▸ **WHAT YOU HAVE TO DO**
Extract every record, exactly as written, and ignore the pictures.

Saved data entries

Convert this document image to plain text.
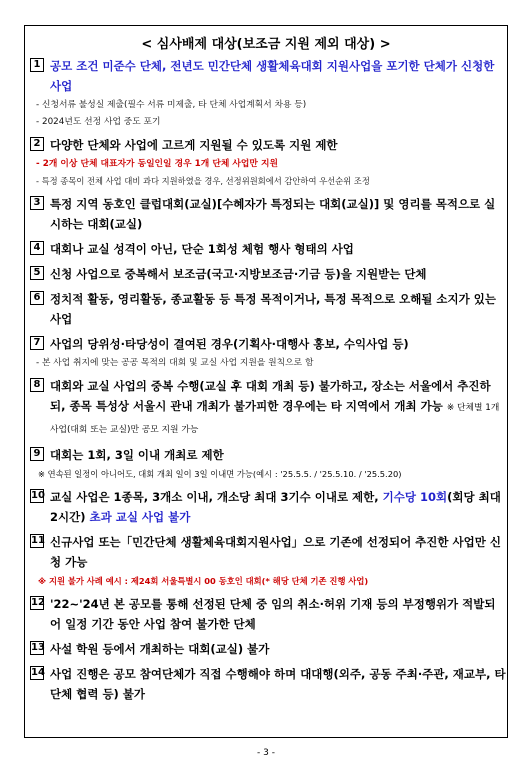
< 심사배제 대상(보조금 지원 제외 대상) >
1 공모 조건 미준수 단체, 전년도 민간단체 생활체육대회 지원사업을 포기한 단체가 신청한 사업
- 신청서류 불성실 제출(필수 서류 미제출, 타 단체 사업계획서 차용 등)
- 2024년도 선정 사업 중도 포기
2 다양한 단체와 사업에 고르게 지원될 수 있도록 지원 제한
- 2개 이상 단체 대표자가 동일인일 경우 1개 단체 사업만 지원
- 특정 종목이 전체 사업 대비 과다 지원하였을 경우, 선정위원회에서 감안하여 우선순위 조정
3 특정 지역 동호인 클럽대회(교실)[수혜자가 특정되는 대회(교실)] 및 영리를 목적으로 실시하는 대회(교실)
4 대회나 교실 성격이 아닌, 단순 1회성 체험 행사 형태의 사업
5 신청 사업으로 중복해서 보조금(국고·지방보조금·기금 등)을 지원받는 단체
6 정치적 활동, 영리활동, 종교활동 등 특정 목적이거나, 특정 목적으로 오해될 소지가 있는 사업
7 사업의 당위성·타당성이 결여된 경우(기획사·대행사 홍보, 수익사업 등)
- 본 사업 취지에 맞는 공공 목적의 대회 및 교실 사업 지원을 원칙으로 함
8 대회와 교실 사업의 중복 수행(교실 후 대회 개최 등) 불가하고, 장소는 서울에서 추진하되, 종목 특성상 서울시 관내 개최가 불가피한 경우에는 타 지역에서 개최 가능 ※ 단체별 1개 사업(대회 또는 교실)만 공모 지원 가능
9 대회는 1회, 3일 이내 개최로 제한
※ 연속된 일정이 아니어도, 대회 개최 일이 3일 이내면 가능(예시 : '25.5.5. / '25.5.10. / '25.5.20)
10 교실 사업은 1종목, 3개소 이내, 개소당 최대 3기수 이내로 제한, 기수당 10회(회당 최대 2시간) 초과 교실 사업 불가
11 신규사업 또는「민간단체 생활체육대회지원사업」으로 기존에 선정되어 추진한 사업만 신청 가능
※ 지원 불가 사례 예시 : 제24회 서울특별시 00 동호인 대회(* 해당 단체 기존 진행 사업)
12 '22~'24년 본 공모를 통해 선정된 단체 중 임의 취소·허위 기재 등의 부정행위가 적발되어 일정 기간 동안 사업 참여 불가한 단체
13 사설 학원 등에서 개최하는 대회(교실) 불가
14 사업 진행은 공모 참여단체가 직접 수행해야 하며 대대행(외주, 공동 주최·주관, 재교부, 타 단체 협력 등) 불가
- 3 -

▸ **RESULT OF THE TASK**
Convert this document image to plain text.
< 심사배제 대상(보조금 지원 제외 대상) >
1 공모 조건 미준수 단체, 전년도 민간단체 생활체육대회 지원사업을 포기한 단체가 신청한 사업
- 신청서류 불성실 제출(필수 서류 미제출, 타 단체 사업계획서 차용 등)
- 2024년도 선정 사업 중도 포기
2 다양한 단체와 사업에 고르게 지원될 수 있도록 지원 제한
- 2개 이상 단체 대표자가 동일인일 경우 1개 단체 사업만 지원
- 특정 종목이 전체 사업 대비 과다 지원하였을 경우, 선정위원회에서 감안하여 우선순위 조정
3 특정 지역 동호인 클럽대회(교실)[수혜자가 특정되는 대회(교실)] 및 영리를 목적으로 실시하는 대회(교실)
4 대회나 교실 성격이 아닌, 단순 1회성 체험 행사 형태의 사업
5 신청 사업으로 중복해서 보조금(국고·지방보조금·기금 등)을 지원받는 단체
6 정치적 활동, 영리활동, 종교활동 등 특정 목적이거나, 특정 목적으로 오해될 소지가 있는 사업
7 사업의 당위성·타당성이 결여된 경우(기획사·대행사 홍보, 수익사업 등)
- 본 사업 취지에 맞는 공공 목적의 대회 및 교실 사업 지원을 원칙으로 함
8 대회와 교실 사업의 중복 수행(교실 후 대회 개최 등) 불가하고, 장소는 서울에서 추진하되, 종목 특성상 서울시 관내 개최가 불가피한 경우에는 타 지역에서 개최 가능 ※ 단체별 1개 사업(대회 또는 교실)만 공모 지원 가능
9 대회는 1회, 3일 이내 개최로 제한
※ 연속된 일정이 아니어도, 대회 개최 일이 3일 이내면 가능(예시 : '25.5.5. / '25.5.10. / '25.5.20)
10 교실 사업은 1종목, 3개소 이내, 개소당 최대 3기수 이내로 제한, 기수당 10회(회당 최대 2시간) 초과 교실 사업 불가
11 신규사업 또는「민간단체 생활체육대회지원사업」으로 기존에 선정되어 추진한 사업만 신청 가능
※ 지원 불가 사례 예시 : 제24회 서울특별시 00 동호인 대회(* 해당 단체 기존 진행 사업)
12 '22~'24년 본 공모를 통해 선정된 단체 중 임의 취소·허위 기재 등의 부정행위가 적발되어 일정 기간 동안 사업 참여 불가한 단체
13 사설 학원 등에서 개최하는 대회(교실) 불가
14 사업 진행은 공모 참여단체가 직접 수행해야 하며 대대행(외주, 공동 주최·주관, 재교부, 타 단체 협력 등) 불가
- 3 -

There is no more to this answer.